_What you will do_: List each line holding the string "prioritized".

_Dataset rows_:
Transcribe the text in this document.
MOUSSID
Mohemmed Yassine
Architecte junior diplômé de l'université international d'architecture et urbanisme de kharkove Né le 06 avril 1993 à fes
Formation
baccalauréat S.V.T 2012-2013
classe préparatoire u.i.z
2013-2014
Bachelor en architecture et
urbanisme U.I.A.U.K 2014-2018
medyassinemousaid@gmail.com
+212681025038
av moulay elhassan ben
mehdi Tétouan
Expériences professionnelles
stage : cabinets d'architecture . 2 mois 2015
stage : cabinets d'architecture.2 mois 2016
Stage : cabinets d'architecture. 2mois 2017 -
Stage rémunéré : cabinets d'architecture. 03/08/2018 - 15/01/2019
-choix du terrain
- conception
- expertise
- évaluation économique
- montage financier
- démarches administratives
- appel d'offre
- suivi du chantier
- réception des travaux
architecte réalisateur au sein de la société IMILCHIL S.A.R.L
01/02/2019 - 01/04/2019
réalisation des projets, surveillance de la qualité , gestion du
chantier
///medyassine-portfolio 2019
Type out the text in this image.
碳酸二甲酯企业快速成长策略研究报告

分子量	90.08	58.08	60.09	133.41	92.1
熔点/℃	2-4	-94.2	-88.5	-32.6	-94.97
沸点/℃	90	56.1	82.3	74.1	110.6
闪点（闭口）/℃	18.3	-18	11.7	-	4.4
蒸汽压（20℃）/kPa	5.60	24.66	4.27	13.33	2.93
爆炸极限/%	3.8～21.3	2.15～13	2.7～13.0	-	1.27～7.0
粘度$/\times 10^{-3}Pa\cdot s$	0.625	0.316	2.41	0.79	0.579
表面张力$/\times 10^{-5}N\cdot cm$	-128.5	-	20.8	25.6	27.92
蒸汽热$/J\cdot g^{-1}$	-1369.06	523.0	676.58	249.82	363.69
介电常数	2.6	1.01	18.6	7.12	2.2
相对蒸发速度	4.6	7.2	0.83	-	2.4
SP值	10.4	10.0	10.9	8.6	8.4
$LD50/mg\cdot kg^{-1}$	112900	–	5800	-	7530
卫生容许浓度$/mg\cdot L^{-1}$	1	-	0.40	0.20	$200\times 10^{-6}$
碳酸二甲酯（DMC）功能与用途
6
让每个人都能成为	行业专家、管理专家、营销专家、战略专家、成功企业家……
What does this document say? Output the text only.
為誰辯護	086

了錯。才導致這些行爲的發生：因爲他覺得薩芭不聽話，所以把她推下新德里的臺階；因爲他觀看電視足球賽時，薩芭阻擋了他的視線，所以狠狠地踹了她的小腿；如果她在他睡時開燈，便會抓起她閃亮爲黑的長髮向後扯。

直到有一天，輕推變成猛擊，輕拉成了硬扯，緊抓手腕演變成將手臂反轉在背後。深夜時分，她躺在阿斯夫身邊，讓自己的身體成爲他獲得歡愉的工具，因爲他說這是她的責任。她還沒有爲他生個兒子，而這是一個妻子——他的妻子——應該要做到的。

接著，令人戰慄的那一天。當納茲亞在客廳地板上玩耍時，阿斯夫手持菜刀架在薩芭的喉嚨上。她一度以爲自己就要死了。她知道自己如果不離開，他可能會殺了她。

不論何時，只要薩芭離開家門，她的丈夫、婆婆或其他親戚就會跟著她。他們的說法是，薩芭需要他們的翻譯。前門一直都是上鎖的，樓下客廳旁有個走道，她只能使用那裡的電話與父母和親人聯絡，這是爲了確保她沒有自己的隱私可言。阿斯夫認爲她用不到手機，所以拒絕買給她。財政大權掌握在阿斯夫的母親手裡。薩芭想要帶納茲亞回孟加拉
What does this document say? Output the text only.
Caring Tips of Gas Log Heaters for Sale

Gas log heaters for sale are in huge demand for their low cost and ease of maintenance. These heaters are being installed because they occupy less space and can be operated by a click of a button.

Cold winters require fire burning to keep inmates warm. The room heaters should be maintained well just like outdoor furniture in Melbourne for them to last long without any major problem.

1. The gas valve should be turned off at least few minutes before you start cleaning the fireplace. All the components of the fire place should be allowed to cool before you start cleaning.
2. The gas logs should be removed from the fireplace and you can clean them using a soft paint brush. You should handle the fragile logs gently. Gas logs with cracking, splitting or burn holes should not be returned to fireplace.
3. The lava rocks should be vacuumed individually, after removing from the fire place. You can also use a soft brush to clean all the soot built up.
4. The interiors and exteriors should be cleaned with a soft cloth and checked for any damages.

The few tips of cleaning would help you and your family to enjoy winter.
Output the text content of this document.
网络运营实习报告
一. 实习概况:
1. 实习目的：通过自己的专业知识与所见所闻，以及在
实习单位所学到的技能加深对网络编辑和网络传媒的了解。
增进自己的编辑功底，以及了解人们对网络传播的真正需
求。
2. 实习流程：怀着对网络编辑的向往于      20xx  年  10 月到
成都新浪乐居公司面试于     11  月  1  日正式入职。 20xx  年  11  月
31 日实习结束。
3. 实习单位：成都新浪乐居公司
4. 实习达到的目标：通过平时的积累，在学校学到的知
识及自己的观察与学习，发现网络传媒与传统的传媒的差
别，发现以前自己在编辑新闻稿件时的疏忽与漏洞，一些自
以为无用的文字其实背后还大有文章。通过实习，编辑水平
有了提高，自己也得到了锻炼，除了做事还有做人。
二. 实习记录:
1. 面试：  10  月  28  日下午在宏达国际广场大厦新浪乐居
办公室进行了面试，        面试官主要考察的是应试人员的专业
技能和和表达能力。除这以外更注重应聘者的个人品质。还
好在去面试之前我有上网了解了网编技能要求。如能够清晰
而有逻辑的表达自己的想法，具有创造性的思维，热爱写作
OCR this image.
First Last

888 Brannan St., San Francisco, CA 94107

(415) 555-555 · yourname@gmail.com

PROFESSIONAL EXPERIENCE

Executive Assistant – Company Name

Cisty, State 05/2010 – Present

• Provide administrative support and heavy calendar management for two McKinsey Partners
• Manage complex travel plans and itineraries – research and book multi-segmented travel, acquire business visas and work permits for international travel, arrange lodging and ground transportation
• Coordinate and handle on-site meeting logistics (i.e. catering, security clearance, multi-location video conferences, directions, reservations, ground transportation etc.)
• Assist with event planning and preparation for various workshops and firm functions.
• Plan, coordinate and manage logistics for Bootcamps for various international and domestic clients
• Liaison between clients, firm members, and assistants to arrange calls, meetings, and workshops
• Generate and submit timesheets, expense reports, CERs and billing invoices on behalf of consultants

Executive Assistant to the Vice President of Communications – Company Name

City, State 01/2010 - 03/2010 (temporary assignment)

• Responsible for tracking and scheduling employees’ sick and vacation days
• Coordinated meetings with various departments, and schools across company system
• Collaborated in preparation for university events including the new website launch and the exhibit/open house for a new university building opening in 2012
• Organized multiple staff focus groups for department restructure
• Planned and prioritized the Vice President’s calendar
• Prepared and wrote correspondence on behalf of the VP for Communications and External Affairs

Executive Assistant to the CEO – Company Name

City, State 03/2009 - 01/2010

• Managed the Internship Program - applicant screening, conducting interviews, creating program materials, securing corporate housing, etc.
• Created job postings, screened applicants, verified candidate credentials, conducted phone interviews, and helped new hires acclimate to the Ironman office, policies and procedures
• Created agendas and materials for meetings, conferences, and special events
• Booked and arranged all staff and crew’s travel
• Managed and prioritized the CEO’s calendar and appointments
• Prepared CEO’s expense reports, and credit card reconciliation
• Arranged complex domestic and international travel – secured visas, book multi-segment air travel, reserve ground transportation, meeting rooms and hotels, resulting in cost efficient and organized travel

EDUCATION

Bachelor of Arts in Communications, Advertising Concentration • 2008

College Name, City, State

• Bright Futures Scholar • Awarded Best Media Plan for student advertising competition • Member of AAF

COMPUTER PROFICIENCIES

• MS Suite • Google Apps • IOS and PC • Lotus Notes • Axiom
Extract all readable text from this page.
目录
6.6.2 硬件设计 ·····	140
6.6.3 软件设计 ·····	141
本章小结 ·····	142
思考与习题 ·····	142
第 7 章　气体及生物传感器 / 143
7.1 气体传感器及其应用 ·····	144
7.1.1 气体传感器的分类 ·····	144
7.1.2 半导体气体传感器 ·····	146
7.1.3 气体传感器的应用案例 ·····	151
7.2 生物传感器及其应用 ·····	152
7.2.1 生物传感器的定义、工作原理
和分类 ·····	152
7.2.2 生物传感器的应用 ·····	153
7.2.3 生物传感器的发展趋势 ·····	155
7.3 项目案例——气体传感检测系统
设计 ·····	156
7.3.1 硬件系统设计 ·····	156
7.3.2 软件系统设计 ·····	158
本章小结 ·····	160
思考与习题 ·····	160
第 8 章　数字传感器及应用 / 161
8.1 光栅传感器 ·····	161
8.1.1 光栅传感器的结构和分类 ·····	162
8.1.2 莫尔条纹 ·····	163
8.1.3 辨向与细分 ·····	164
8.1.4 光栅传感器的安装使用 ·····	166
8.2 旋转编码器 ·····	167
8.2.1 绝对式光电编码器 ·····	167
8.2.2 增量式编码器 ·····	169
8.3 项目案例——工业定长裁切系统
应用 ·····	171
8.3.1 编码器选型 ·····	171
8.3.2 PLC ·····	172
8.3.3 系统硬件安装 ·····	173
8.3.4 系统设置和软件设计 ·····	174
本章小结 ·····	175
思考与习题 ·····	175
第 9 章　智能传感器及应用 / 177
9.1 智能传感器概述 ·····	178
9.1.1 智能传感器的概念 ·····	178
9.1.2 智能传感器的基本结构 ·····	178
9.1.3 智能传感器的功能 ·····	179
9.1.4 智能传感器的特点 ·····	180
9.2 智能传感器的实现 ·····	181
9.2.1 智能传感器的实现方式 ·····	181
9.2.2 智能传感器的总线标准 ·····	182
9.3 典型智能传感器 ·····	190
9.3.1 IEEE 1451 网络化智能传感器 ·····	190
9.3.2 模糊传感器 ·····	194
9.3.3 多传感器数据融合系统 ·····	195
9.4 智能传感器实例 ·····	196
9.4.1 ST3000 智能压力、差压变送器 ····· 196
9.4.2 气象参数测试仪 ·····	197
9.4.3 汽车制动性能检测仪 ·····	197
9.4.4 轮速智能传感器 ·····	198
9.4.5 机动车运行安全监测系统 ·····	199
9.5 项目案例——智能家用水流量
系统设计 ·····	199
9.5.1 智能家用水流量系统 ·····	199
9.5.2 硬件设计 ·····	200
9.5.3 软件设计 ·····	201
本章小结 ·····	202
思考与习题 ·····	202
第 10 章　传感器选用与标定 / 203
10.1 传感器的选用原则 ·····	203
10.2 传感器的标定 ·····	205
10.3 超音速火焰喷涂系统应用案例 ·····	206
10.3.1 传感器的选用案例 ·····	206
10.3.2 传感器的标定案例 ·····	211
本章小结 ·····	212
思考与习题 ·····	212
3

_Output below_:
• Planned and prioritized the Vice President’s calendar
• Managed and prioritized the CEO’s calendar and appointments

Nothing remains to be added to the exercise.